* **Stated goal**
Reproduce the listing below without any change.

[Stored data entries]
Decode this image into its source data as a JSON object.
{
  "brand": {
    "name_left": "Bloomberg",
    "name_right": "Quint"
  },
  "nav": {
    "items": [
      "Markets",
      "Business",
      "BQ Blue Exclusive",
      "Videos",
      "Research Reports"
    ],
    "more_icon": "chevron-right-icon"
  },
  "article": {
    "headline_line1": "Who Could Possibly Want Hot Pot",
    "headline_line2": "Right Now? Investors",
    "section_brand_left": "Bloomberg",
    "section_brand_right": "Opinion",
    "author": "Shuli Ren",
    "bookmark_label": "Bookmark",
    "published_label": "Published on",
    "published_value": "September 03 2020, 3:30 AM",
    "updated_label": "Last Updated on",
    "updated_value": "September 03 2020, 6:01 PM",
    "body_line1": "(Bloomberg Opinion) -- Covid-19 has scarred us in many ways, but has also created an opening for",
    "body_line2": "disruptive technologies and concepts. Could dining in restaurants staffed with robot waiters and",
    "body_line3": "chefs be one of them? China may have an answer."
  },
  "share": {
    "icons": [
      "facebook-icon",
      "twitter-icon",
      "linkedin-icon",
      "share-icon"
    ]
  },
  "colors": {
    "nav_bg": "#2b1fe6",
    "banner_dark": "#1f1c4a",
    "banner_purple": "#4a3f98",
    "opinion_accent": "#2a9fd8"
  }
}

* **Output for this exercise**
Decode this image into its source data as a JSON object.
{
  "brand": {
    "name_left": "Bloomberg",
    "name_right": "Quint"
  },
  "nav": {
    "items": [
      "Markets",
      "Business",
      "BQ Blue Exclusive",
      "Videos",
      "Research Reports"
    ],
    "more_icon": "chevron-right-icon"
  },
  "article": {
    "headline_line1": "Who Could Possibly Want Hot Pot",
    "headline_line2": "Right Now? Investors",
    "section_brand_left": "Bloomberg",
    "section_brand_right": "Opinion",
    "author": "Shuli Ren",
    "bookmark_label": "Bookmark",
    "published_label": "Published on",
    "published_value": "September 03 2020, 3:30 AM",
    "updated_label": "Last Updated on",
    "updated_value": "September 03 2020, 6:01 PM",
    "body_line1": "(Bloomberg Opinion) -- Covid-19 has scarred us in many ways, but has also created an opening for",
    "body_line2": "disruptive technologies and concepts. Could dining in restaurants staffed with robot waiters and",
    "body_line3": "chefs be one of them? China may have an answer."
  },
  "share": {
    "icons": [
      "facebook-icon",
      "twitter-icon",
      "linkedin-icon",
      "share-icon"
    ]
  },
  "colors": {
    "nav_bg": "#2b1fe6",
    "banner_dark": "#1f1c4a",
    "banner_purple": "#4a3f98",
    "opinion_accent": "#2a9fd8"
  }
}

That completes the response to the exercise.